### TASK DETAILS
Filter the records below for the word "ovat". Copy each line that holds it.

### LISTED RECORDS
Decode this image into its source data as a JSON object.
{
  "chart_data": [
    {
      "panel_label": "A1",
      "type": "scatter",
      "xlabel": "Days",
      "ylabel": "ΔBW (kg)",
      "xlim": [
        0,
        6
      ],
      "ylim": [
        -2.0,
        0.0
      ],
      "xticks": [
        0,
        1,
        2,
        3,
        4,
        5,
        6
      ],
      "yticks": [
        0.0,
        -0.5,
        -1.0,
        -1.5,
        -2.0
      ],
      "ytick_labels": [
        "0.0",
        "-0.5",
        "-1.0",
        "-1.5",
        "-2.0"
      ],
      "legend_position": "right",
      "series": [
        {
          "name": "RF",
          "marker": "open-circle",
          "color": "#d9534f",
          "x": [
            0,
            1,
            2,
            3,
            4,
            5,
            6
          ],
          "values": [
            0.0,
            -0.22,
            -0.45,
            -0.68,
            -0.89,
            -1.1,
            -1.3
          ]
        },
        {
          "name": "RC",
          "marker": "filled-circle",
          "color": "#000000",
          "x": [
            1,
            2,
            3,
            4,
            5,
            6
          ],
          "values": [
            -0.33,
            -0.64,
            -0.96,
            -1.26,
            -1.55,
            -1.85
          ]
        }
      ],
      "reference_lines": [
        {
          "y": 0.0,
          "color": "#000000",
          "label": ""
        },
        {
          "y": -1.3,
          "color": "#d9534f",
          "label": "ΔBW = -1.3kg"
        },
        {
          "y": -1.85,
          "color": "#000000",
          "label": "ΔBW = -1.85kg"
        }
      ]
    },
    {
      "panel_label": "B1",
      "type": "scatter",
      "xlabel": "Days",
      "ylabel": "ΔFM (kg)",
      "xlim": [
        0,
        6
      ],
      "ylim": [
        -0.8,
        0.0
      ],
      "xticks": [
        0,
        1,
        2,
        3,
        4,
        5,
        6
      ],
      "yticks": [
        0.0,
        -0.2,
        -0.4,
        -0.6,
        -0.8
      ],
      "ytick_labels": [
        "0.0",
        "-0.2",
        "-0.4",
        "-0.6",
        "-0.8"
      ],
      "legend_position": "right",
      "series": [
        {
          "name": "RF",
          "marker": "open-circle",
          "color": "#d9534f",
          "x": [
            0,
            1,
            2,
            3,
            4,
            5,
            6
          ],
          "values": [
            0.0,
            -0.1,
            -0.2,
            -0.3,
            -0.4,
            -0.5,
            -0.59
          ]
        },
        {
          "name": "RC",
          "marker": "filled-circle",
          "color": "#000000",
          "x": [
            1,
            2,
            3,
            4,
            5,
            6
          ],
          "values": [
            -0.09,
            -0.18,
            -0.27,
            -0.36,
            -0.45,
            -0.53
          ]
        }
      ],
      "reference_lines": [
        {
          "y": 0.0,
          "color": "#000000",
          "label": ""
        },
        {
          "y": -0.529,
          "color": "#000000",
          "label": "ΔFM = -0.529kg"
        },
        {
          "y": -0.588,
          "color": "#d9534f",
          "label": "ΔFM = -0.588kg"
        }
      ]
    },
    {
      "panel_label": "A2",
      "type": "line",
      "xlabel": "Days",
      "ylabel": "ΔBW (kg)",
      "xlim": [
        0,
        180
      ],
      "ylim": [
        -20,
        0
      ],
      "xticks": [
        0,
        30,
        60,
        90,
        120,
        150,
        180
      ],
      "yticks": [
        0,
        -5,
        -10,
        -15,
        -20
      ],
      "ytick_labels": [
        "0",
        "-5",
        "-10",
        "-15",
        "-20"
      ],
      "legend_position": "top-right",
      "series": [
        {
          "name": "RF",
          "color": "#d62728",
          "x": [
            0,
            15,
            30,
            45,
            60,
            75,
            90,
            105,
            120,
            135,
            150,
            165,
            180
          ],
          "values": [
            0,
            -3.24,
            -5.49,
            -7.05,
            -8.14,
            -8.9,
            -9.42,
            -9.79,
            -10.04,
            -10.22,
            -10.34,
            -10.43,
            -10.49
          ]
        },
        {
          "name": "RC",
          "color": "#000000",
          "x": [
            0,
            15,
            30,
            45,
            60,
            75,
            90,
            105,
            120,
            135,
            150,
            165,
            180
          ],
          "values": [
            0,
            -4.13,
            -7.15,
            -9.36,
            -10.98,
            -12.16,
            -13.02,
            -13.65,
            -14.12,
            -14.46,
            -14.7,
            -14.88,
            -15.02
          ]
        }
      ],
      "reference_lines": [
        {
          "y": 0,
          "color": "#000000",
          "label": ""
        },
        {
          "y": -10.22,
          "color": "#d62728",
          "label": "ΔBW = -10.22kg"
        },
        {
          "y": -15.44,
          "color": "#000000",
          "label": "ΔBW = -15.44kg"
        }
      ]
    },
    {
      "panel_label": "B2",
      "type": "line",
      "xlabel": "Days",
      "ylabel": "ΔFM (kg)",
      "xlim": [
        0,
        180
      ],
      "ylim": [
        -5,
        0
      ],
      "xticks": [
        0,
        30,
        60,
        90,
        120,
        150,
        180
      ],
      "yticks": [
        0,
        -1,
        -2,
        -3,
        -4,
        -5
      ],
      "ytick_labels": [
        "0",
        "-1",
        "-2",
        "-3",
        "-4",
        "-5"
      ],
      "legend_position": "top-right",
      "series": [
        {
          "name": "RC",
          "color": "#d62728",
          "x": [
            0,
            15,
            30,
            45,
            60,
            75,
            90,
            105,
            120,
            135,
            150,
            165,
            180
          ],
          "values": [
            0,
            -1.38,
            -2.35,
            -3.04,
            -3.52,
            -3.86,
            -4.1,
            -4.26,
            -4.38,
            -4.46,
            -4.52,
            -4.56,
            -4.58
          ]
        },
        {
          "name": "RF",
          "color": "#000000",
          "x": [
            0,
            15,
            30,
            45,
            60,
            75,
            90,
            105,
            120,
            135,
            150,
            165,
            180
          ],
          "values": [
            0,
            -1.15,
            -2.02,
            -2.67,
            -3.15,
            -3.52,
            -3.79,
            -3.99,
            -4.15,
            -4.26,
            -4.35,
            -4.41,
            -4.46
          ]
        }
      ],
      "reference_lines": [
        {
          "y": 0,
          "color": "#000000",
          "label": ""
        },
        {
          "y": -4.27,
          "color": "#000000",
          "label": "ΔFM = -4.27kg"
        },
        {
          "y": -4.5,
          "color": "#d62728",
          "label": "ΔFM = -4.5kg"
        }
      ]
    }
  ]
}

==

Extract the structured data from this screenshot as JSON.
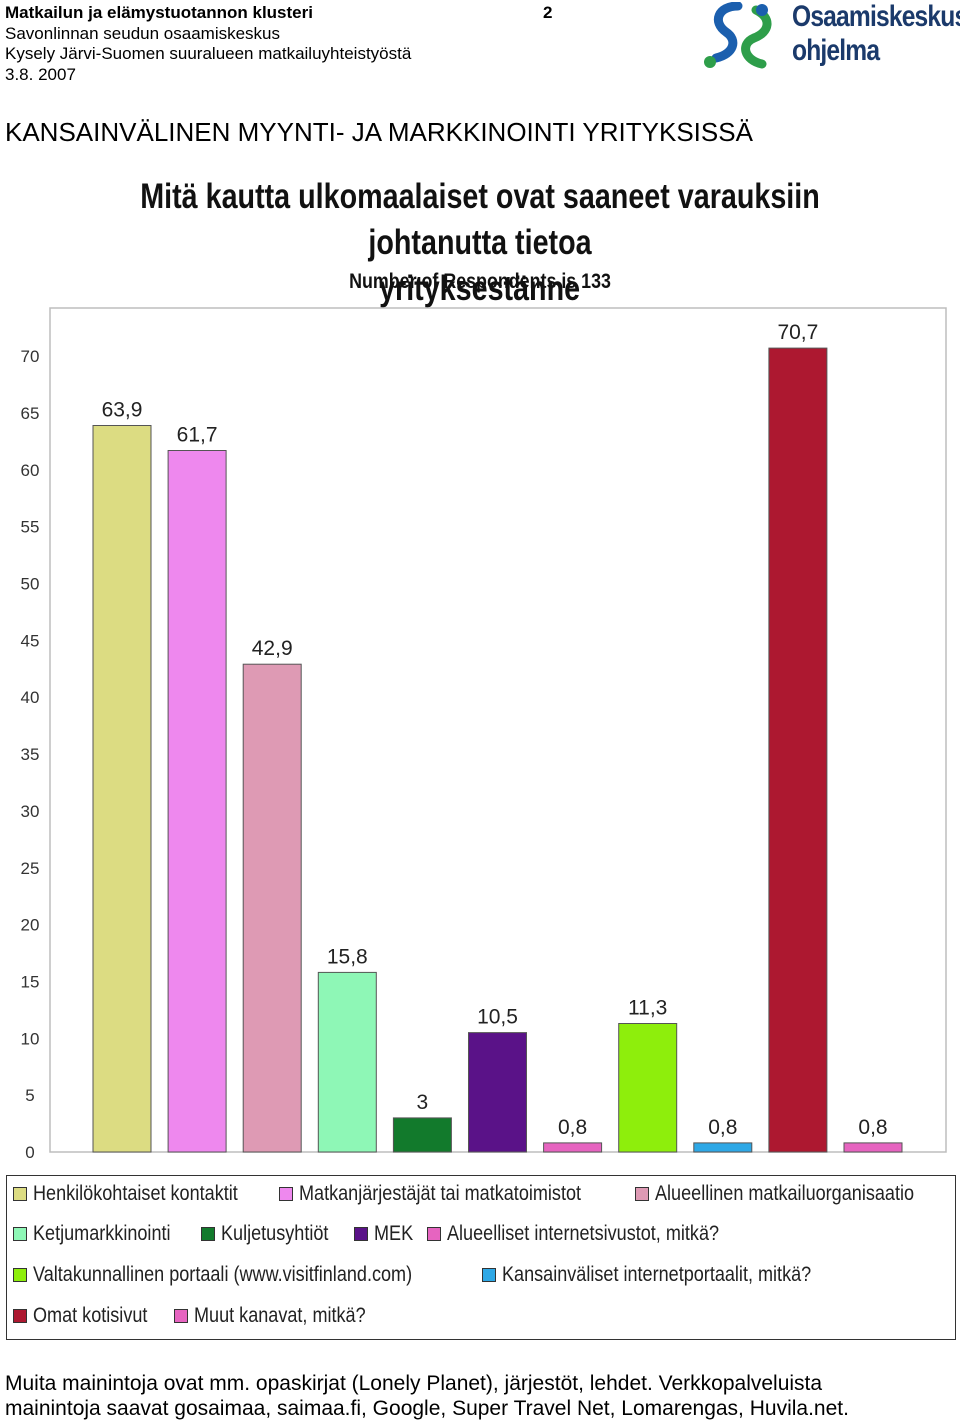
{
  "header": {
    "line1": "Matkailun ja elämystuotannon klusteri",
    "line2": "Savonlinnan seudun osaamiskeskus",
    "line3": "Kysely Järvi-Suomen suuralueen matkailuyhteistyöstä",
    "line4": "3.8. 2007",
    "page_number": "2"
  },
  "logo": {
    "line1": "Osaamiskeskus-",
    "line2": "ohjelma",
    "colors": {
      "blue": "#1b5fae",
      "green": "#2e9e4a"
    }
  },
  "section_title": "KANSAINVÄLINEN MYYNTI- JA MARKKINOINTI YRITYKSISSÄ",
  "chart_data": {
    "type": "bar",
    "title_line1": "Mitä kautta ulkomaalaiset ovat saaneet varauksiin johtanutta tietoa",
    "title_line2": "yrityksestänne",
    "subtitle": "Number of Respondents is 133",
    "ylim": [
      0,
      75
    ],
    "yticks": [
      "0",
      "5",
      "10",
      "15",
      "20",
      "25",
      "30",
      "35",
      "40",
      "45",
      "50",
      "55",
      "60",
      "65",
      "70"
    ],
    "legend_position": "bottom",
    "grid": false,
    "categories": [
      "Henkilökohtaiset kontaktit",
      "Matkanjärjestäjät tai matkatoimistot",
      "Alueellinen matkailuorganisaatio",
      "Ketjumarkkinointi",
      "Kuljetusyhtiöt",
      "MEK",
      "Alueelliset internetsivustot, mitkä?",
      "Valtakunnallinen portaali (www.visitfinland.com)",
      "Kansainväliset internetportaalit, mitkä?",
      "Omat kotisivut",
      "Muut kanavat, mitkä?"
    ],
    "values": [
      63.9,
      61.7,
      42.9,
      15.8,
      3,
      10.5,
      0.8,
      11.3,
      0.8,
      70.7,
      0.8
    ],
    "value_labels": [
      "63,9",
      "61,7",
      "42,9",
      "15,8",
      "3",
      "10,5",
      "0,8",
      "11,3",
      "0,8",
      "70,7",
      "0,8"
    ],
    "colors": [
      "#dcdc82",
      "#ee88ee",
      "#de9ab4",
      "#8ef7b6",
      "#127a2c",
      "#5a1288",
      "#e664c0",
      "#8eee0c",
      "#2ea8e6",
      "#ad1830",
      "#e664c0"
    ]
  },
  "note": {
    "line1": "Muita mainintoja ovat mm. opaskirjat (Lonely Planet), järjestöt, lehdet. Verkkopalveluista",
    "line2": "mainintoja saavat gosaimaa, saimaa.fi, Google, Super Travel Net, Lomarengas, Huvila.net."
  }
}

...

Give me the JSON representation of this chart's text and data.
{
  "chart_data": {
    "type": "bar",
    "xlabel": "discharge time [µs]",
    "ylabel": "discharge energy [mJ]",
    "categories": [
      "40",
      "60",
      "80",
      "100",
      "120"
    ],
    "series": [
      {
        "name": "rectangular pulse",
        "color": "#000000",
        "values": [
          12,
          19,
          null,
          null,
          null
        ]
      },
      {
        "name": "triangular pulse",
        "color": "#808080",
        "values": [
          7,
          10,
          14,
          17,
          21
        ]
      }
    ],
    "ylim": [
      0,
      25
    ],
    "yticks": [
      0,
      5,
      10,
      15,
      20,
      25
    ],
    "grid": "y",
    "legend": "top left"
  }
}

### EXERCISE RESULT
    "title_line1": "Mitä kautta ulkomaalaiset ovat saaneet varauksiin johtanutta tietoa",
    "line1": "Muita mainintoja ovat mm. opaskirjat (Lonely Planet), järjestöt, lehdet. Verkkopalveluista",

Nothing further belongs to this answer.